"""
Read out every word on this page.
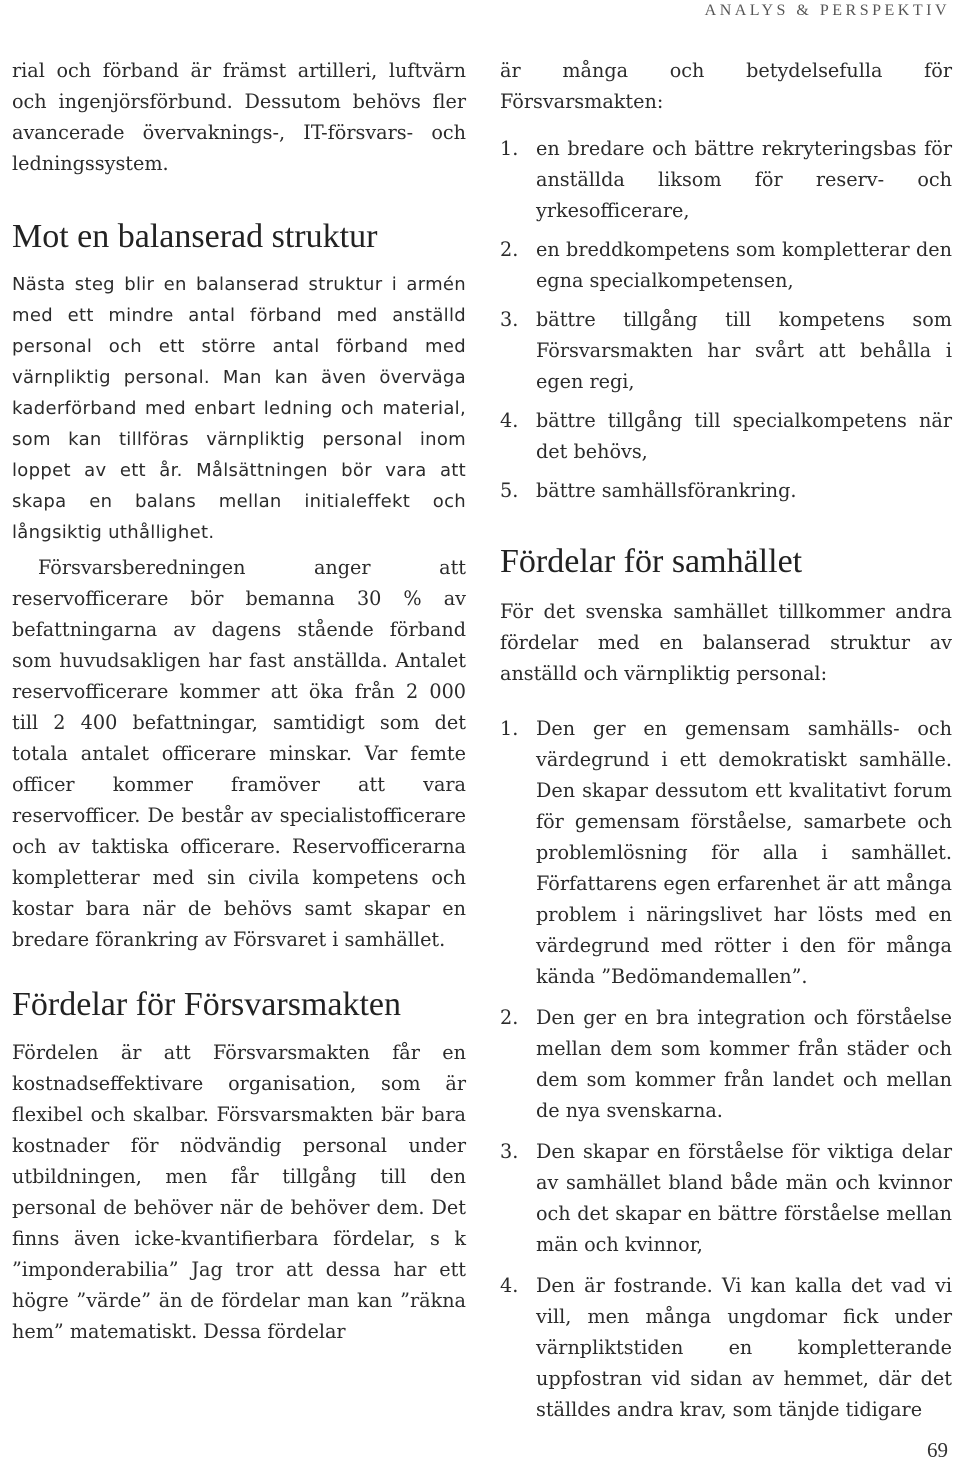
ANALYS & PERSPEKTIV

rial och förband är främst artilleri, luftvärn och ingenjörsförbund. Dessutom behövs fler avancerade övervaknings-, IT-försvars- och ledningssystem.

Mot en balanserad struktur

Nästa steg blir en balanserad struktur i armén med ett mindre antal förband med anställd personal och ett större antal förband med värnpliktig personal. Man kan även överväga kaderförband med enbart ledning och material, som kan tillföras värnpliktig personal inom loppet av ett år. Målsättningen bör vara att skapa en balans mellan initialeffekt och långsiktig uthållighet.

Försvarsberedningen anger att reservofficerare bör bemanna 30 % av befattningarna av dagens stående förband som huvudsakligen har fast anställda. Antalet reservofficerare kommer att öka från 2 000 till 2 400 befattningar, samtidigt som det totala antalet officerare minskar. Var femte officer kommer framöver att vara reservofficer. De består av specialistofficerare och av taktiska officerare. Reservofficerarna kompletterar med sin civila kompetens och kostar bara när de behövs samt skapar en bredare förankring av Försvaret i samhället.

Fördelar för Försvarsmakten

Fördelen är att Försvarsmakten får en kostnadseffektivare organisation, som är flexibel och skalbar. Försvarsmakten bär bara kostnader för nödvändig personal under utbildningen, men får tillgång till den personal de behöver när de behöver dem. Det finns även icke-kvantifierbara fördelar, s k ”imponderabilia” Jag tror att dessa har ett högre ”värde” än de fördelar man kan ”räkna hem” matematiskt. Dessa fördelar

är många och betydelsefulla för Försvarsmakten:

1. en bredare och bättre rekryteringsbas för anställda liksom för reserv- och yrkesofficerare,
2. en breddkompetens som kompletterar den egna specialkompetensen,
3. bättre tillgång till kompetens som Försvarsmakten har svårt att behålla i egen regi,
4. bättre tillgång till specialkompetens när det behövs,
5. bättre samhällsförankring.
Fördelar för samhället

För det svenska samhället tillkommer andra fördelar med en balanserad struktur av anställd och värnpliktig personal:

1. Den ger en gemensam samhälls- och värdegrund i ett demokratiskt samhälle. Den skapar dessutom ett kvalitativt forum för gemensam förståelse, samarbete och problemlösning för alla i samhället. Författarens egen erfarenhet är att många problem i näringslivet har lösts med en värdegrund med rötter i den för många kända ”Bedömandemallen”.
2. Den ger en bra integration och förståelse mellan dem som kommer från städer och dem som kommer från landet och mellan de nya svenskarna.
3. Den skapar en förståelse för viktiga delar av samhället bland både män och kvinnor och det skapar en bättre förståelse mellan män och kvinnor,
4. Den är fostrande. Vi kan kalla det vad vi vill, men många ungdomar fick under värnpliktstiden en kompletterande uppfostran vid sidan av hemmet, där det ställdes andra krav, som tänjde tidigare
69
"""
- _Task instructions_
Pull out all lines containing "andra".

- _Solution to this problem_
För det svenska samhället tillkommer andra fördelar med en balanserad struktur av anställd och värnpliktig personal:
4. Den är fostrande. Vi kan kalla det vad vi vill, men många ungdomar fick under värnpliktstiden en kompletterande uppfostran vid sidan av hemmet, där det ställdes andra krav, som tänjde tidigare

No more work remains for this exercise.